Использование фашизмом мифа в своих целях ведет к превращению в миф самого фашизма — вот вывод, к которому приходит Клаус в «Удивлении». Клаусовские герои, по-своему, безусловно, трагические, не сумевшие вписаться в окружающую их социальную действительность, вынуждены играть в мифы. Мифы и действительность сливаются в их сознании. Не случайно де Рейкел, оказавшийся в сумасшедшем доме и по крупицам восстанавливающий события прошлой жизни, так и не может отделить то, что произошло на самом деле, от того, что явилось плодом его фантазии. При отсутствии стержня, того «нравственного императива», который позволяет человеку отличить добро от зла, де Рейкел готов к восприятию любого мифа. Поэтому в кривом зеркале своего сознания он и принимает самого себя за Граббе.
++++++++++++++++++++
Задания →
1) Судя по отрывку об «Удивлении», где оказался де Рейкел?
2) Верны ли по отрывку об «Удивлении» эти утверждения: (а) де Рейкел может отличить то, что было на самом деле, от своих фантазий; (б) де Рейкел принимает себя за Граббе; (в) герои Клауса сумели вписаться в окружающую их жизнь? На каждое ответьте «да» или «нет» и приведите решающие слова из отрывка.
3) Допишите отрывок об «Удивлении»: продолжите его сразу после последнего предложения.
Этот материал взят из другого источника.

Данные разметки рамок
++++++++++++++++++++
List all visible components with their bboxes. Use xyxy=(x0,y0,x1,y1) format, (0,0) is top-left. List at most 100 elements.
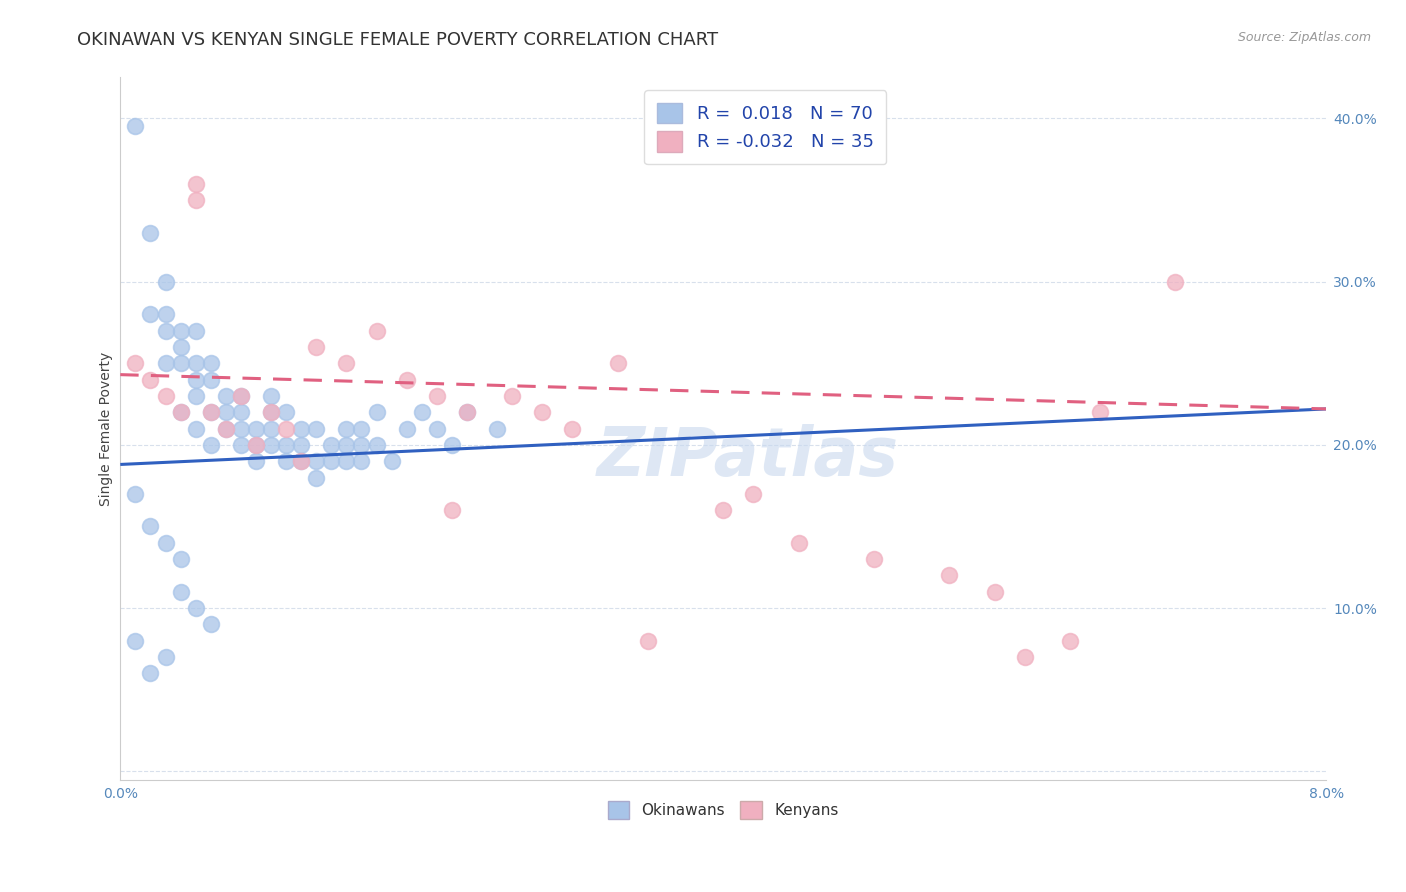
Point xyxy=(169,584,191,599)
Point xyxy=(184,601,207,615)
Point xyxy=(411,405,433,419)
Text: Source: ZipAtlas.com: Source: ZipAtlas.com xyxy=(1237,31,1371,45)
Point xyxy=(305,340,328,354)
Point xyxy=(531,405,554,419)
Point xyxy=(486,421,509,435)
Point xyxy=(229,389,252,403)
Point xyxy=(983,584,1005,599)
Point xyxy=(711,503,734,517)
Point xyxy=(274,421,297,435)
Point xyxy=(139,307,162,321)
Point xyxy=(169,552,191,566)
Point xyxy=(321,438,343,452)
Point xyxy=(1088,405,1111,419)
Point xyxy=(215,405,238,419)
Point xyxy=(169,356,191,370)
Point xyxy=(260,421,283,435)
Point xyxy=(1059,633,1081,648)
Point xyxy=(395,421,418,435)
Point xyxy=(215,389,238,403)
Point xyxy=(787,536,810,550)
Legend: Okinawans, Kenyans: Okinawans, Kenyans xyxy=(602,795,845,824)
Point xyxy=(245,454,267,468)
Point xyxy=(305,421,328,435)
Point xyxy=(260,438,283,452)
Point xyxy=(1164,275,1187,289)
Point xyxy=(426,421,449,435)
Point xyxy=(155,650,177,665)
Point xyxy=(184,389,207,403)
Point xyxy=(124,356,146,370)
Point xyxy=(184,177,207,191)
Point xyxy=(169,405,191,419)
Point xyxy=(200,617,222,632)
Y-axis label: Single Female Poverty: Single Female Poverty xyxy=(100,351,114,506)
Point xyxy=(155,389,177,403)
Point xyxy=(274,454,297,468)
Point xyxy=(290,421,312,435)
Point xyxy=(229,389,252,403)
Point xyxy=(155,307,177,321)
Point xyxy=(124,487,146,501)
Point xyxy=(155,275,177,289)
Point xyxy=(606,356,628,370)
Point xyxy=(290,438,312,452)
Point xyxy=(742,487,765,501)
Point xyxy=(124,633,146,648)
Point xyxy=(215,421,238,435)
Point xyxy=(184,356,207,370)
Point xyxy=(139,519,162,533)
Point xyxy=(200,405,222,419)
Point xyxy=(366,405,388,419)
Point xyxy=(350,421,373,435)
Point xyxy=(139,666,162,681)
Point xyxy=(155,356,177,370)
Point xyxy=(200,405,222,419)
Point xyxy=(395,372,418,386)
Point xyxy=(305,470,328,484)
Point xyxy=(350,438,373,452)
Point xyxy=(260,389,283,403)
Point xyxy=(335,421,357,435)
Point xyxy=(184,324,207,338)
Point xyxy=(274,438,297,452)
Point xyxy=(245,438,267,452)
Point xyxy=(456,405,478,419)
Point xyxy=(440,438,463,452)
Point xyxy=(426,389,449,403)
Point xyxy=(1014,650,1036,665)
Point xyxy=(169,405,191,419)
Point xyxy=(637,633,659,648)
Point xyxy=(155,536,177,550)
Point xyxy=(335,356,357,370)
Point xyxy=(155,324,177,338)
Point xyxy=(139,226,162,240)
Point xyxy=(200,372,222,386)
Point xyxy=(215,421,238,435)
Point xyxy=(169,324,191,338)
Point xyxy=(863,552,886,566)
Point xyxy=(200,438,222,452)
Point xyxy=(440,503,463,517)
Point xyxy=(184,421,207,435)
Point xyxy=(245,438,267,452)
Point xyxy=(335,454,357,468)
Point xyxy=(200,356,222,370)
Point xyxy=(184,193,207,207)
Point xyxy=(124,120,146,134)
Point xyxy=(350,454,373,468)
Point xyxy=(260,405,283,419)
Text: ZIPatlas: ZIPatlas xyxy=(596,424,898,490)
Point xyxy=(274,405,297,419)
Point xyxy=(381,454,404,468)
Point xyxy=(335,438,357,452)
Point xyxy=(229,438,252,452)
Point xyxy=(290,454,312,468)
Point xyxy=(561,421,583,435)
Point xyxy=(245,421,267,435)
Point xyxy=(169,340,191,354)
Point xyxy=(456,405,478,419)
Point xyxy=(184,372,207,386)
Point xyxy=(260,405,283,419)
Point xyxy=(938,568,960,582)
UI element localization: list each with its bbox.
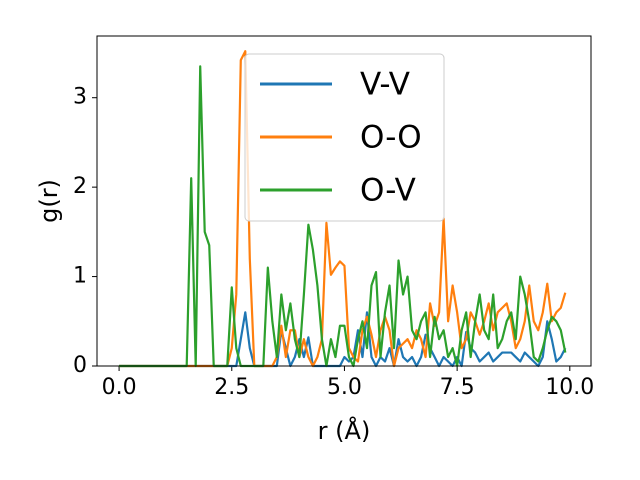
y-tick-label: 2 [73,174,87,199]
x-tick-label: 10.0 [545,375,594,400]
line-series [119,65,567,368]
legend-label: O-V [360,173,416,209]
plot-frame [96,35,592,367]
legend-box [244,53,445,222]
legend-label: O-O [360,120,422,156]
legend-label: V-V [360,67,410,103]
x-tick-label: 2.5 [214,375,249,400]
y-tick-label: 0 [73,353,87,378]
y-axis-label: g(r) [35,179,63,223]
y-tick-label: 3 [73,85,87,110]
x-axis-label: r (Å) [318,416,371,445]
y-tick-label: 1 [73,264,87,289]
x-tick-label: 0.0 [102,375,137,400]
x-tick-label: 7.5 [440,375,475,400]
x-tick-label: 5.0 [327,375,362,400]
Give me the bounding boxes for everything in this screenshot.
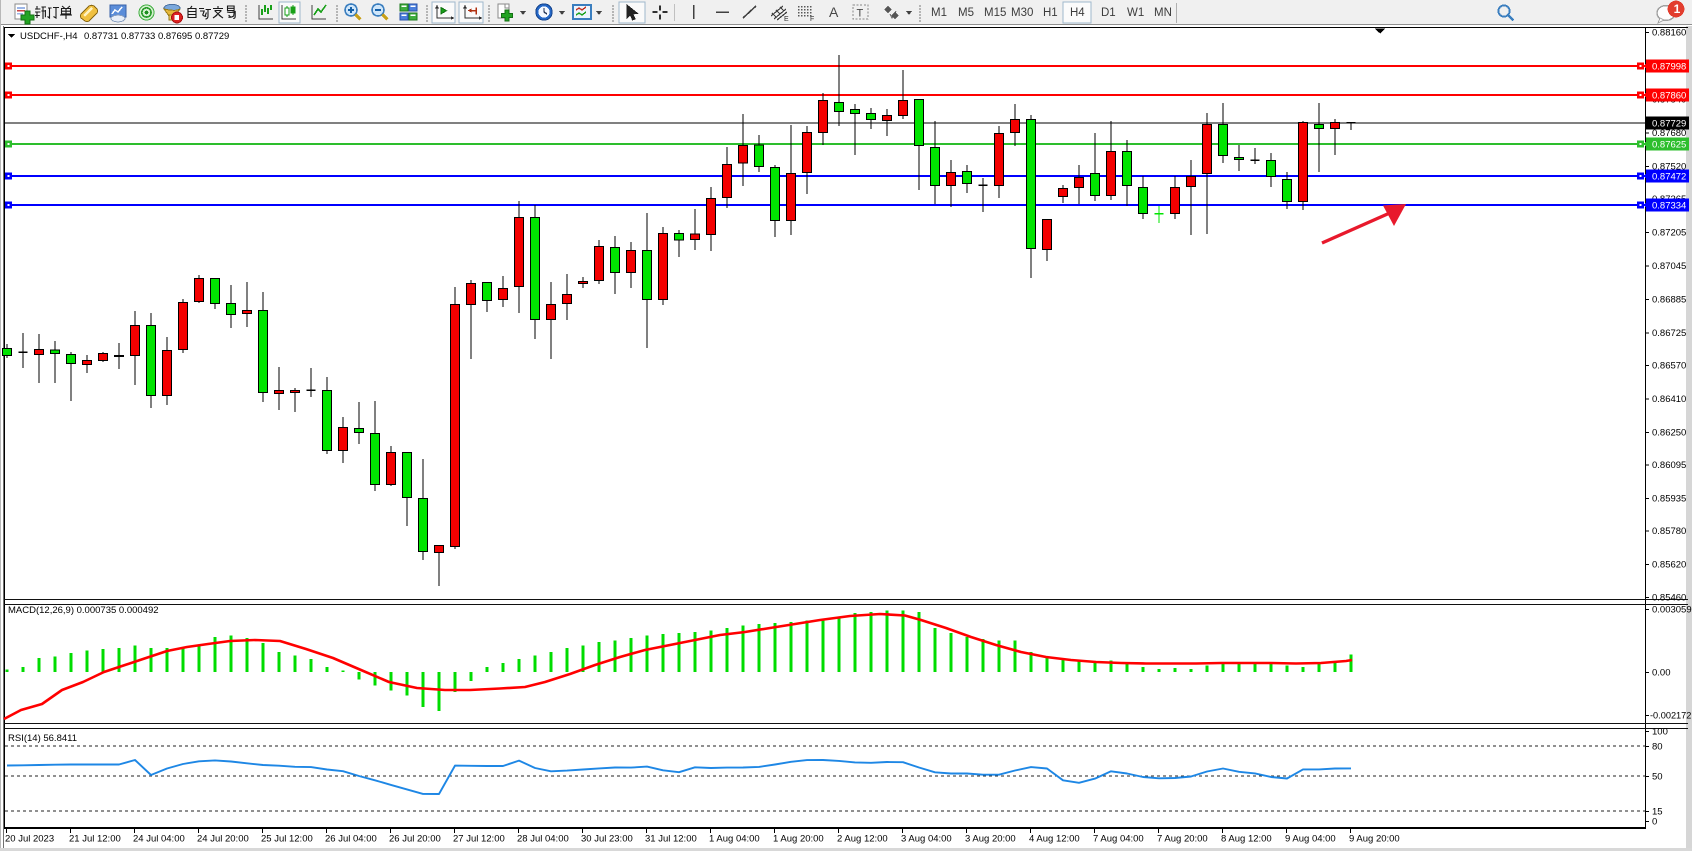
svg-text:80: 80 [1652, 742, 1663, 753]
svg-text:0.85620: 0.85620 [1652, 559, 1686, 570]
svg-text:0.87205: 0.87205 [1652, 228, 1686, 239]
svg-text:100: 100 [1652, 727, 1668, 738]
svg-text:24 Jul 20:00: 24 Jul 20:00 [197, 834, 249, 845]
svg-text:0.86095: 0.86095 [1652, 460, 1686, 471]
svg-text:0.87334: 0.87334 [1652, 201, 1686, 212]
svg-text:2 Aug 12:00: 2 Aug 12:00 [837, 834, 888, 845]
svg-text:0.00: 0.00 [1652, 668, 1671, 679]
svg-text:0.86885: 0.86885 [1652, 295, 1686, 306]
svg-text:20 Jul 2023: 20 Jul 2023 [5, 834, 54, 845]
svg-text:9 Aug 20:00: 9 Aug 20:00 [1349, 834, 1400, 845]
svg-text:USDCHF-,H4: USDCHF-,H4 [20, 31, 78, 42]
svg-text:24 Jul 04:00: 24 Jul 04:00 [133, 834, 185, 845]
svg-text:A: A [829, 4, 839, 20]
svg-text:0.87045: 0.87045 [1652, 261, 1686, 272]
svg-text:0.87998: 0.87998 [1652, 62, 1686, 73]
svg-text:7 Aug 20:00: 7 Aug 20:00 [1157, 834, 1208, 845]
svg-text:0.87860: 0.87860 [1652, 91, 1686, 102]
svg-text:3 Aug 04:00: 3 Aug 04:00 [901, 834, 952, 845]
svg-text:0.003059: 0.003059 [1652, 605, 1692, 616]
svg-text:26 Jul 20:00: 26 Jul 20:00 [389, 834, 441, 845]
svg-text:0.87680: 0.87680 [1652, 128, 1686, 139]
svg-text:25 Jul 12:00: 25 Jul 12:00 [261, 834, 313, 845]
svg-text:0.85780: 0.85780 [1652, 526, 1686, 537]
svg-text:M5: M5 [958, 7, 974, 19]
svg-text:D1: D1 [1101, 7, 1116, 19]
svg-text:0.86250: 0.86250 [1652, 428, 1686, 439]
svg-text:8 Aug 12:00: 8 Aug 12:00 [1221, 834, 1272, 845]
svg-text:28 Jul 04:00: 28 Jul 04:00 [517, 834, 569, 845]
svg-text:4 Aug 12:00: 4 Aug 12:00 [1029, 834, 1080, 845]
svg-text:1 Aug 04:00: 1 Aug 04:00 [709, 834, 760, 845]
svg-text:RSI(14) 56.8411: RSI(14) 56.8411 [8, 733, 77, 744]
svg-text:0.86725: 0.86725 [1652, 328, 1686, 339]
svg-text:0: 0 [1652, 817, 1657, 828]
svg-text:0.87472: 0.87472 [1652, 172, 1686, 183]
svg-text:F: F [810, 16, 814, 23]
svg-text:3 Aug 20:00: 3 Aug 20:00 [965, 834, 1016, 845]
svg-text:0.88160: 0.88160 [1652, 28, 1686, 39]
svg-text:MN: MN [1154, 7, 1172, 19]
svg-text:W1: W1 [1127, 7, 1144, 19]
svg-text:0.86410: 0.86410 [1652, 394, 1686, 405]
svg-text:27 Jul 12:00: 27 Jul 12:00 [453, 834, 505, 845]
svg-text:0.85935: 0.85935 [1652, 493, 1686, 504]
svg-text:7 Aug 04:00: 7 Aug 04:00 [1093, 834, 1144, 845]
svg-text:0.87731 0.87733 0.87695 0.8772: 0.87731 0.87733 0.87695 0.87729 [84, 31, 229, 42]
svg-text:31 Jul 12:00: 31 Jul 12:00 [645, 834, 697, 845]
svg-text:21 Jul 12:00: 21 Jul 12:00 [69, 834, 121, 845]
svg-text:M15: M15 [984, 7, 1006, 19]
svg-text:M1: M1 [931, 7, 947, 19]
svg-text:1 Aug 20:00: 1 Aug 20:00 [773, 834, 824, 845]
svg-text:0.86570: 0.86570 [1652, 361, 1686, 372]
svg-text:MACD(12,26,9) 0.000735 0.00049: MACD(12,26,9) 0.000735 0.000492 [8, 605, 159, 616]
svg-text:50: 50 [1652, 772, 1663, 783]
svg-text:9 Aug 04:00: 9 Aug 04:00 [1285, 834, 1336, 845]
svg-text:E: E [784, 16, 789, 23]
svg-text:0.87729: 0.87729 [1652, 119, 1686, 130]
svg-text:30 Jul 23:00: 30 Jul 23:00 [581, 834, 633, 845]
svg-text:H1: H1 [1043, 7, 1058, 19]
svg-text:26 Jul 04:00: 26 Jul 04:00 [325, 834, 377, 845]
svg-text:1: 1 [1674, 2, 1681, 16]
svg-text:0.85460: 0.85460 [1652, 593, 1686, 604]
svg-text:T: T [857, 8, 864, 20]
svg-text:15: 15 [1652, 807, 1663, 818]
svg-text:0.87520: 0.87520 [1652, 162, 1686, 173]
svg-text:0.87625: 0.87625 [1652, 140, 1686, 151]
svg-text:M30: M30 [1011, 7, 1033, 19]
svg-text:-0.002172: -0.002172 [1650, 711, 1691, 721]
svg-text:H4: H4 [1070, 7, 1085, 19]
++++++++++++++++++++
Ответы →
1) В сумасшедшем доме.

2)
(а) Нет: «так и не может отделить то, что произошло на самом деле, от того, что явилось плодом его фантазии».
(б) Да: «он и принимает самого себя за Граббе».
(в) Нет: «не сумевшие вписаться в окружающую их социальную действительность».

3)
В отличие от музилевского «Человека без свойств» персонажи Клауса как раз имеют свойства, однако они меняют их вместе с мифами, в которые играют. В романе «Насчет И. О.» Клаус находит точное имя своему герою — И. О., исполняющий обязанности — при боге, при черте, ему в общем-то все равно. Пастор, «исполнив» свои непосредственные обязанности — отслужив молебен, скидывает сутану и начинает вдохновенно исполнять другие обязанности — рубахи-парня, на глазах несколько шокированного, хотя и достаточно циничного семейства Хейлен, распоясываясь почти что до непристойности. Вне своих церковных обязанностей он, ничтоже сумняшеся, отказывает в помощи и сочувствии вконец запутавшемуся Клоду, толкнув его тем самым на самоубийство. Бесконечно «исполняет обязанности» учитель де Рейкел — то учителя, то мужа, то путешественника, то неонациста, то писателя, постоянно занимаясь поисками своего главного, настоящего имени, которого у него попросту нет.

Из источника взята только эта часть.